**Task to carry out**: Print all the records exactly, please.
+++
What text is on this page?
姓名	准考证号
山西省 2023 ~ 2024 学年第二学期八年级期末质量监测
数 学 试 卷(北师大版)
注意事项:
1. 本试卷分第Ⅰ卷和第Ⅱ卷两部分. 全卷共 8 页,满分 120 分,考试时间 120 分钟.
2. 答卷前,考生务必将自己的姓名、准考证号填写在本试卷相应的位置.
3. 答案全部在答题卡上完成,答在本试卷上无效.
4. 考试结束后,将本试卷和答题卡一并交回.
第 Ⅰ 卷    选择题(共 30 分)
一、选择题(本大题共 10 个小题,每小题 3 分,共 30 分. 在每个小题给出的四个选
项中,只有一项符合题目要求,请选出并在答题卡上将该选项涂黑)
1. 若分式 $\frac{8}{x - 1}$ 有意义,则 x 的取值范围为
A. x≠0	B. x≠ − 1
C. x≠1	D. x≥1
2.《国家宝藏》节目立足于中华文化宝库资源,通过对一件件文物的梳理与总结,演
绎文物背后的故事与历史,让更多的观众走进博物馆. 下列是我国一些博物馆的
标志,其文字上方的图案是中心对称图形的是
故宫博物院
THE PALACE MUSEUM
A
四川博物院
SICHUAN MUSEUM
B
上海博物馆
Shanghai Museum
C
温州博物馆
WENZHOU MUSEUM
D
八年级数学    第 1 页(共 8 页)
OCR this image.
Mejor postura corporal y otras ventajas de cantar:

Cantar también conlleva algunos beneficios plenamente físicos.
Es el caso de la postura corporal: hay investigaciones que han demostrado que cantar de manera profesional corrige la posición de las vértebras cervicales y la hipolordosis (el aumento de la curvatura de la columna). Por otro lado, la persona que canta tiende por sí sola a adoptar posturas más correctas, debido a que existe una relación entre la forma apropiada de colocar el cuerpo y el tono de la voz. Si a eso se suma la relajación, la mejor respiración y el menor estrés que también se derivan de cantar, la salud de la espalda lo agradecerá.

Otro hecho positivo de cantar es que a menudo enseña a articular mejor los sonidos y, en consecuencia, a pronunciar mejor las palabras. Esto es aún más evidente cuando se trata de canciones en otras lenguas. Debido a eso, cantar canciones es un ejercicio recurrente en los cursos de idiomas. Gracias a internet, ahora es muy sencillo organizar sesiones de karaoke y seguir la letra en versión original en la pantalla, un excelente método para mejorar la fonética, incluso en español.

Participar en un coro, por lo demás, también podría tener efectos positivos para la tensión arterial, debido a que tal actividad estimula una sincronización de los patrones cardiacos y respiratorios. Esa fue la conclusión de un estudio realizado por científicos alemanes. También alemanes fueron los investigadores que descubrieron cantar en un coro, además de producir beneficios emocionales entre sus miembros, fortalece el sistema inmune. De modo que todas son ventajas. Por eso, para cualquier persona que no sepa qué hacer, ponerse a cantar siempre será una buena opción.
+++
**Written response**:
What text is on this page?
姓名	准考证号
山西省 2023 ~ 2024 学年第二学期八年级期末质量监测
数 学 试 卷(北师大版)
注意事项:
1. 本试卷分第Ⅰ卷和第Ⅱ卷两部分. 全卷共 8 页,满分 120 分,考试时间 120 分钟.
2. 答卷前,考生务必将自己的姓名、准考证号填写在本试卷相应的位置.
3. 答案全部在答题卡上完成,答在本试卷上无效.
4. 考试结束后,将本试卷和答题卡一并交回.
第 Ⅰ 卷    选择题(共 30 分)
一、选择题(本大题共 10 个小题,每小题 3 分,共 30 分. 在每个小题给出的四个选
项中,只有一项符合题目要求,请选出并在答题卡上将该选项涂黑)
1. 若分式 $\frac{8}{x - 1}$ 有意义,则 x 的取值范围为
A. x≠0	B. x≠ − 1
C. x≠1	D. x≥1
2.《国家宝藏》节目立足于中华文化宝库资源,通过对一件件文物的梳理与总结,演
绎文物背后的故事与历史,让更多的观众走进博物馆. 下列是我国一些博物馆的
标志,其文字上方的图案是中心对称图形的是
故宫博物院
THE PALACE MUSEUM
A
四川博物院
SICHUAN MUSEUM
B
上海博物馆
Shanghai Museum
C
温州博物馆
WENZHOU MUSEUM
D
八年级数学    第 1 页(共 8 页)
OCR this image.
Mejor postura corporal y otras ventajas de cantar:

Cantar también conlleva algunos beneficios plenamente físicos.
Es el caso de la postura corporal: hay investigaciones que han demostrado que cantar de manera profesional corrige la posición de las vértebras cervicales y la hipolordosis (el aumento de la curvatura de la columna). Por otro lado, la persona que canta tiende por sí sola a adoptar posturas más correctas, debido a que existe una relación entre la forma apropiada de colocar el cuerpo y el tono de la voz. Si a eso se suma la relajación, la mejor respiración y el menor estrés que también se derivan de cantar, la salud de la espalda lo agradecerá.

Otro hecho positivo de cantar es que a menudo enseña a articular mejor los sonidos y, en consecuencia, a pronunciar mejor las palabras. Esto es aún más evidente cuando se trata de canciones en otras lenguas. Debido a eso, cantar canciones es un ejercicio recurrente en los cursos de idiomas. Gracias a internet, ahora es muy sencillo organizar sesiones de karaoke y seguir la letra en versión original en la pantalla, un excelente método para mejorar la fonética, incluso en español.

Participar en un coro, por lo demás, también podría tener efectos positivos para la tensión arterial, debido a que tal actividad estimula una sincronización de los patrones cardiacos y respiratorios. Esa fue la conclusión de un estudio realizado por científicos alemanes. También alemanes fueron los investigadores que descubrieron cantar en un coro, además de producir beneficios emocionales entre sus miembros, fortalece el sistema inmune. De modo que todas son ventajas. Por eso, para cualquier persona que no sepa qué hacer, ponerse a cantar siempre será una buena opción.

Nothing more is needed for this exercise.